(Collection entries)
┌──

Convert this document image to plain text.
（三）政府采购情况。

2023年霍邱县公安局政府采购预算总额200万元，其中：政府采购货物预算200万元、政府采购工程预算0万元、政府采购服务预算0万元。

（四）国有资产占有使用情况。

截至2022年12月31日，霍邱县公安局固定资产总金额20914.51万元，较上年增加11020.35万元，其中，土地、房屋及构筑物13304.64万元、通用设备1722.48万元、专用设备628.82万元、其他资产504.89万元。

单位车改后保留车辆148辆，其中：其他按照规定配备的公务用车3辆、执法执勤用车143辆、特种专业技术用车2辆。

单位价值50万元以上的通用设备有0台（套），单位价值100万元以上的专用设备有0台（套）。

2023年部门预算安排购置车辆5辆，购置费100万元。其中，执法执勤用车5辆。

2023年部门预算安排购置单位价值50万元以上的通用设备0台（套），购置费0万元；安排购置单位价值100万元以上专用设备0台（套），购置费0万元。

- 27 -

└──

◆ **Given problem**
All of the entries above need to be reproduced exactly.

◆ **Task answer**
Convert this document image to plain text.
（三）政府采购情况。

2023年霍邱县公安局政府采购预算总额200万元，其中：政府采购货物预算200万元、政府采购工程预算0万元、政府采购服务预算0万元。

（四）国有资产占有使用情况。

截至2022年12月31日，霍邱县公安局固定资产总金额20914.51万元，较上年增加11020.35万元，其中，土地、房屋及构筑物13304.64万元、通用设备1722.48万元、专用设备628.82万元、其他资产504.89万元。

单位车改后保留车辆148辆，其中：其他按照规定配备的公务用车3辆、执法执勤用车143辆、特种专业技术用车2辆。

单位价值50万元以上的通用设备有0台（套），单位价值100万元以上的专用设备有0台（套）。

2023年部门预算安排购置车辆5辆，购置费100万元。其中，执法执勤用车5辆。

2023年部门预算安排购置单位价值50万元以上的通用设备0台（套），购置费0万元；安排购置单位价值100万元以上专用设备0台（套），购置费0万元。

- 27 -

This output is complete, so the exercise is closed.